Restate the material word for word and leave out anything that is a picture.

▶ [Extracted material]
........

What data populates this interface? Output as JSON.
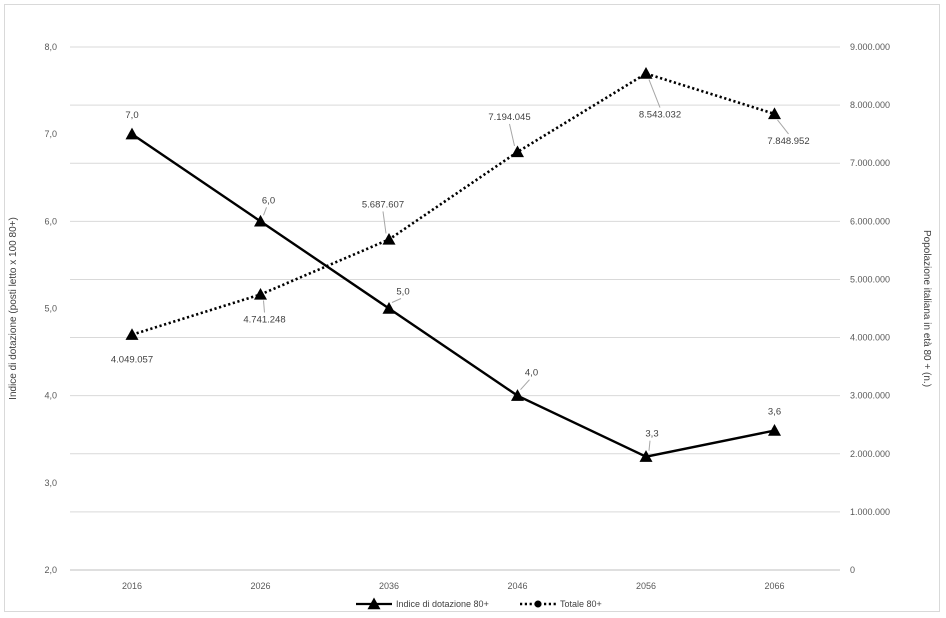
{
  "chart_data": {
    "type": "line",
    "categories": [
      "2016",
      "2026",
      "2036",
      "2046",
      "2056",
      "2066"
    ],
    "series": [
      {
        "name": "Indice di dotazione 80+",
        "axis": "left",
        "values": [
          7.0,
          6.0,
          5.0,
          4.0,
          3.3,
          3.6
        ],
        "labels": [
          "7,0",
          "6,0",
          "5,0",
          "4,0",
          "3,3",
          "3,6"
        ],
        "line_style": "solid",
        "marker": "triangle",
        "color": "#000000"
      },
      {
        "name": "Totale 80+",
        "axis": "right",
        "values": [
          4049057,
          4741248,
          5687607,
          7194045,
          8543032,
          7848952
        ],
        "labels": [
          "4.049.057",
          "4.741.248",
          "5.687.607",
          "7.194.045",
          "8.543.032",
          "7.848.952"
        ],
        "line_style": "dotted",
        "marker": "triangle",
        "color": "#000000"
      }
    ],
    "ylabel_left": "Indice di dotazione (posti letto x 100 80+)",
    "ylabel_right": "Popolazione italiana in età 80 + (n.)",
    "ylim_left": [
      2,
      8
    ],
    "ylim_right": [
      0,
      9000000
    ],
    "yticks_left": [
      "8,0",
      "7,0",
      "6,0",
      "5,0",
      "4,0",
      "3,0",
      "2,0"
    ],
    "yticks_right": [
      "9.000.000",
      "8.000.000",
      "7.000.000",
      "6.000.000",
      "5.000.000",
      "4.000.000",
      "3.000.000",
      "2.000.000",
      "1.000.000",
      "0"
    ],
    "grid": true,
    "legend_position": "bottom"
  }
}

........

▶ [Correct answer]
What data populates this interface? Output as JSON.
{
  "chart_data": {
    "type": "line",
    "categories": [
      "2016",
      "2026",
      "2036",
      "2046",
      "2056",
      "2066"
    ],
    "series": [
      {
        "name": "Indice di dotazione 80+",
        "axis": "left",
        "values": [
          7.0,
          6.0,
          5.0,
          4.0,
          3.3,
          3.6
        ],
        "labels": [
          "7,0",
          "6,0",
          "5,0",
          "4,0",
          "3,3",
          "3,6"
        ],
        "line_style": "solid",
        "marker": "triangle",
        "color": "#000000"
      },
      {
        "name": "Totale 80+",
        "axis": "right",
        "values": [
          4049057,
          4741248,
          5687607,
          7194045,
          8543032,
          7848952
        ],
        "labels": [
          "4.049.057",
          "4.741.248",
          "5.687.607",
          "7.194.045",
          "8.543.032",
          "7.848.952"
        ],
        "line_style": "dotted",
        "marker": "triangle",
        "color": "#000000"
      }
    ],
    "ylabel_left": "Indice di dotazione (posti letto x 100 80+)",
    "ylabel_right": "Popolazione italiana in età 80 + (n.)",
    "ylim_left": [
      2,
      8
    ],
    "ylim_right": [
      0,
      9000000
    ],
    "yticks_left": [
      "8,0",
      "7,0",
      "6,0",
      "5,0",
      "4,0",
      "3,0",
      "2,0"
    ],
    "yticks_right": [
      "9.000.000",
      "8.000.000",
      "7.000.000",
      "6.000.000",
      "5.000.000",
      "4.000.000",
      "3.000.000",
      "2.000.000",
      "1.000.000",
      "0"
    ],
    "grid": true,
    "legend_position": "bottom"
  }
}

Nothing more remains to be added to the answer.